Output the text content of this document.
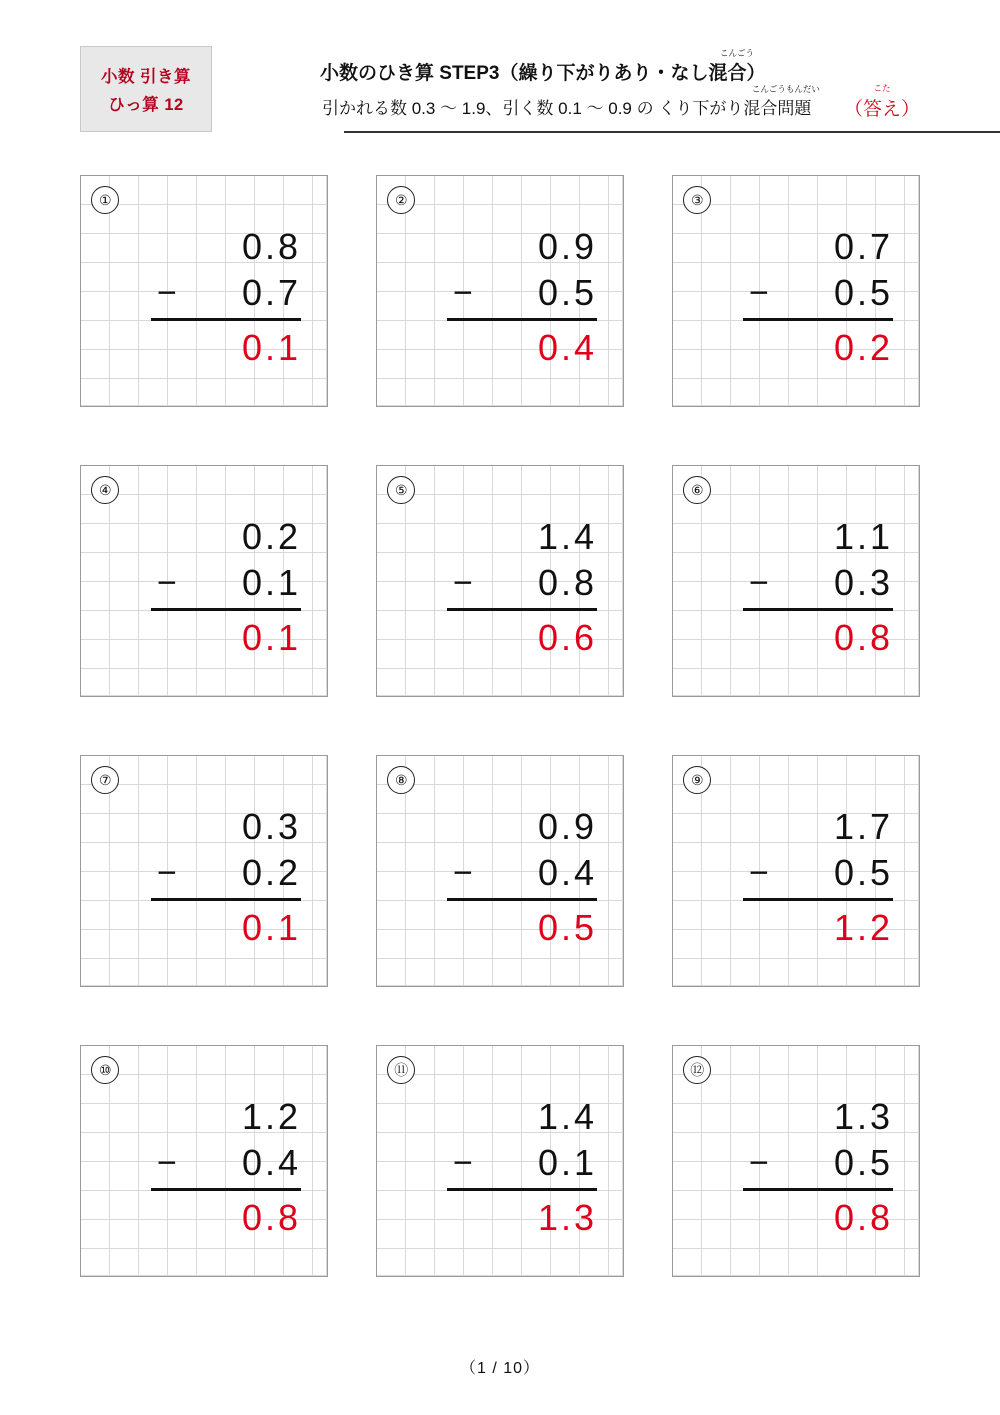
小数 引き算
ひっ算 12
小数のひき算 STEP3（繰り下がりあり・なし混
こんごう
合）
引かれる数 0.3 〜 1.9、引く数 0.1 〜 0.9 の くり下がり混
こんごうもんだい
合問題
こた
（答え）
①
0.8
− 0.7
0.1
②
0.9
− 0.5
0.4
③
0.7
− 0.5
0.2
④
0.2
− 0.1
0.1
⑤
1.4
− 0.8
0.6
⑥
1.1
− 0.3
0.8
⑦
0.3
− 0.2
0.1
⑧
0.9
− 0.4
0.5
⑨
1.7
− 0.5
1.2
⑩
1.2
− 0.4
0.8
⑪
1.4
− 0.1
1.3
⑫
1.3
− 0.5
0.8
（1 / 10）
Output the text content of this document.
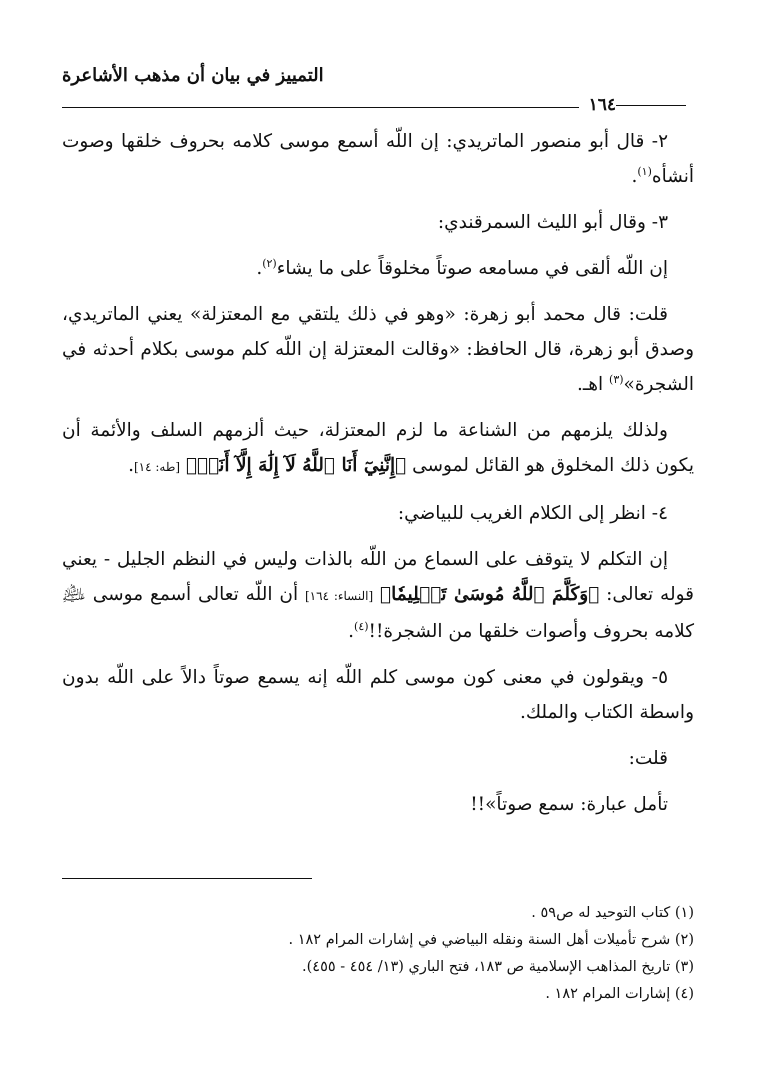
التمييز في بيان أن مذهب الأشاعرة
١٦٤

٢- قال أبو منصور الماتريدي: إن اللّه أسمع موسى كلامه بحروف خلقها وصوت أنشأه$^{(١)}$.

٣- وقال أبو الليث السمرقندي:

إن اللّه ألقى في مسامعه صوتاً مخلوقاً على ما يشاء$^{(٢)}$.

قلت: قال محمد أبو زهرة: «وهو في ذلك يلتقي مع المعتزلة» يعني الماتريدي، وصدق أبو زهرة، قال الحافظ: «وقالت المعتزلة إن اللّه كلم موسى بكلام أحدثه في الشجرة»$^{(٣)}$ اهـ.

ولذلك يلزمهم من الشناعة ما لزم المعتزلة، حيث ألزمهم السلف والأئمة أن يكون ذلك المخلوق هو القائل لموسى ﴿إِنَّنِيٓ أَنَا ٱللَّهُ لَآ إِلَٰهَ إِلَّآ أَنَا۠﴾ [طه: ١٤].

٤- انظر إلى الكلام الغريب للبياضي:

إن التكلم لا يتوقف على السماع من اللّه بالذات وليس في النظم الجليل - يعني قوله تعالى: ﴿وَكَلَّمَ ٱللَّهُ مُوسَىٰ تَكۡلِيمٗا﴾ [النساء: ١٦٤] أن اللّه تعالى أسمع موسى ﵇ كلامه بحروف وأصوات خلقها من الشجرة!!$^{(٤)}$.

٥- ويقولون في معنى كون موسى كلم اللّه إنه يسمع صوتاً دالاً على اللّه بدون واسطة الكتاب والملك.

قلت:

تأمل عبارة: سمع صوتاً»!!

(١) كتاب التوحيد له ص٥٩ .

(٢) شرح تأميلات أهل السنة ونقله البياضي في إشارات المرام ١٨٢ .

(٣) تاريخ المذاهب الإسلامية ص ١٨٣، فتح الباري (١٣/ ٤٥٤ - ٤٥٥).

(٤) إشارات المرام ١٨٢ .
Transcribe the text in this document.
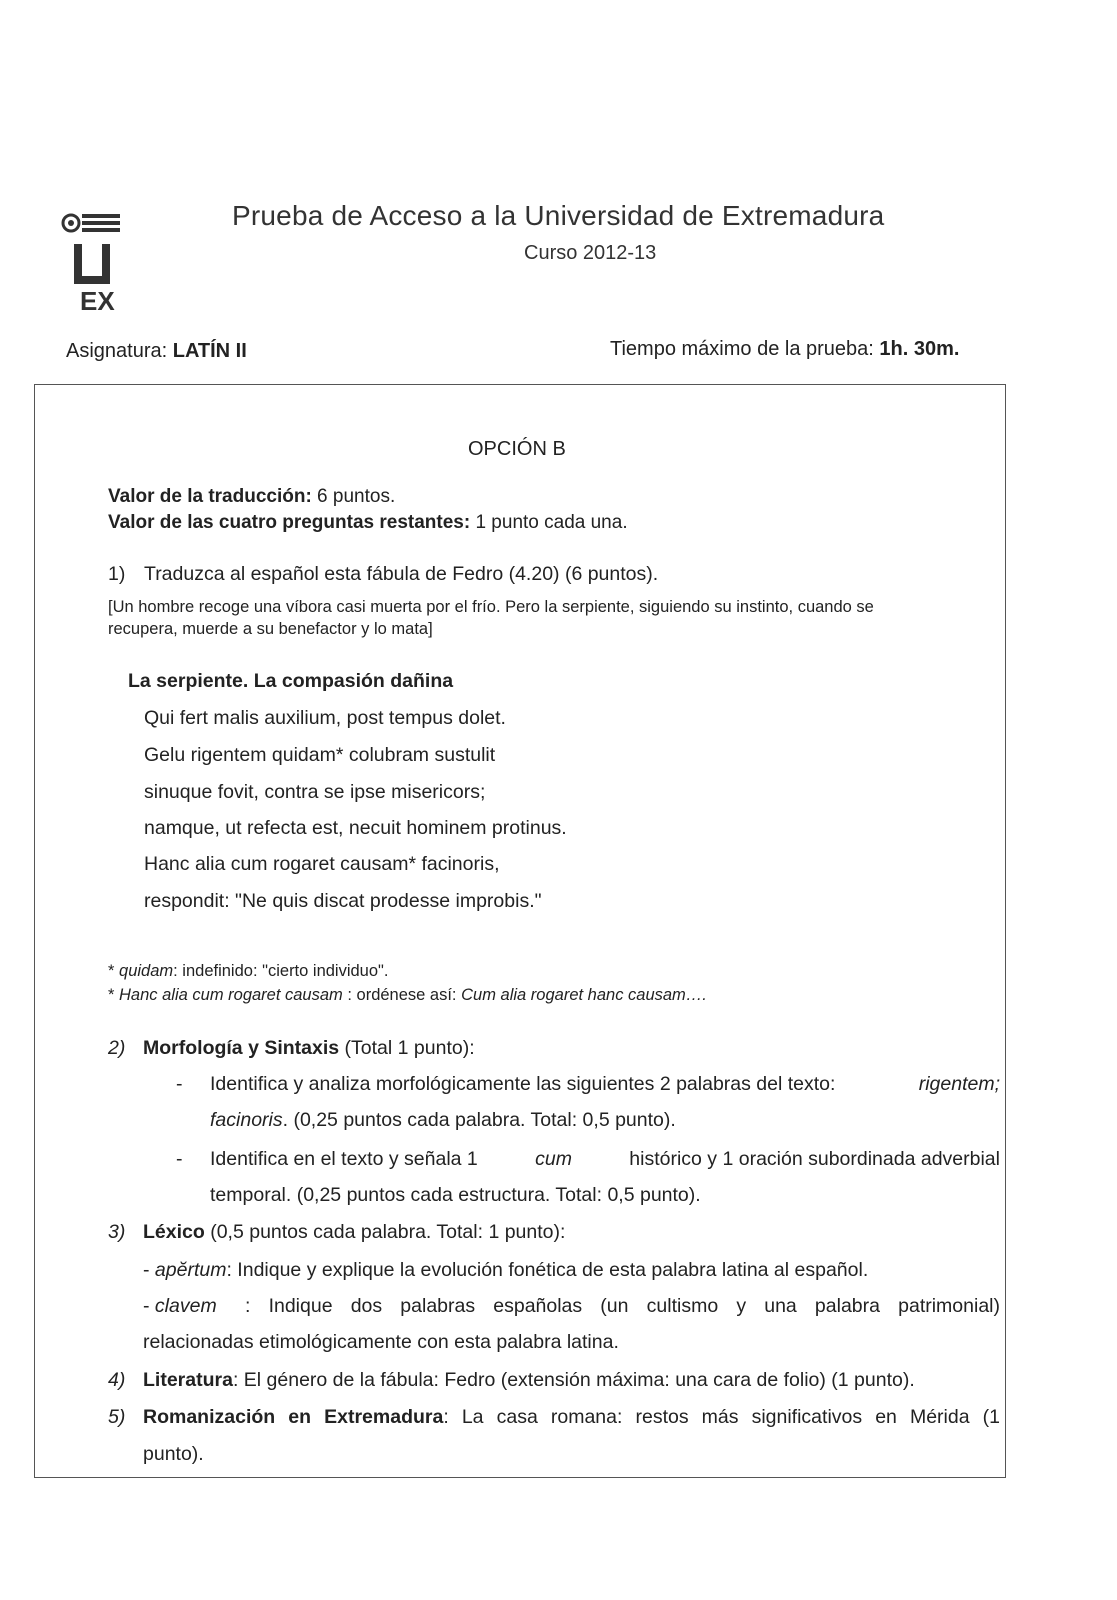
EX
Prueba de Acceso a la Universidad de Extremadura
Curso 2012-13
Asignatura: LATÍN II	Tiempo máximo de la prueba: 1h. 30m.
OPCIÓN B
Valor de la traducción: 6 puntos.
Valor de las cuatro preguntas restantes: 1 punto cada una.
1) Traduzca al español esta fábula de Fedro (4.20) (6 puntos).
[Un hombre recoge una víbora casi muerta por el frío. Pero la serpiente, siguiendo su instinto, cuando se
recupera, muerde a su benefactor y lo mata]
La serpiente. La compasión dañina
Qui fert malis auxilium, post tempus dolet.
Gelu rigentem quidam* colubram sustulit
sinuque fovit, contra se ipse misericors;
namque, ut refecta est, necuit hominem protinus.
Hanc alia cum rogaret causam* facinoris,
respondit: "Ne quis discat prodesse improbis."
* quidam: indefinido: "cierto individuo".
* Hanc alia cum rogaret causam : ordénese así: Cum alia rogaret hanc causam….
2) Morfología y Sintaxis (Total 1 punto):
- Identifica y analiza morfológicamente las siguientes 2 palabras del texto:	rigentem;
facinoris. (0,25 puntos cada palabra. Total: 0,5 punto).
- Identifica en el texto y señala 1	cum	histórico y 1 oración subordinada adverbial
temporal. (0,25 puntos cada estructura. Total: 0,5 punto).
3) Léxico (0,5 puntos cada palabra. Total: 1 punto):
- apĕrtum: Indique y explique la evolución fonética de esta palabra latina al español.
- clavem : Indique dos palabras españolas (un cultismo y una palabra patrimonial)
relacionadas etimológicamente con esta palabra latina.
4) Literatura: El género de la fábula: Fedro (extensión máxima: una cara de folio) (1 punto).
5) Romanización en Extremadura: La casa romana: restos más significativos en Mérida (1
punto).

THE EXERCISE: Gather every line from the entries above where the word "المعتزلة" appears, and copy them.

SOLUTION TO THE PROBLEM:
قلت: قال محمد أبو زهرة: «وهو في ذلك يلتقي مع المعتزلة» يعني الماتريدي، وصدق أبو زهرة، قال الحافظ: «وقالت المعتزلة إن اللّه كلم موسى بكلام أحدثه في الشجرة»$^{(٣)}$ اهـ.
ولذلك يلزمهم من الشناعة ما لزم المعتزلة، حيث ألزمهم السلف والأئمة أن يكون ذلك المخلوق هو القائل لموسى ﴿إِنَّنِيٓ أَنَا ٱللَّهُ لَآ إِلَٰهَ إِلَّآ أَنَا۠﴾ [طه: ١٤].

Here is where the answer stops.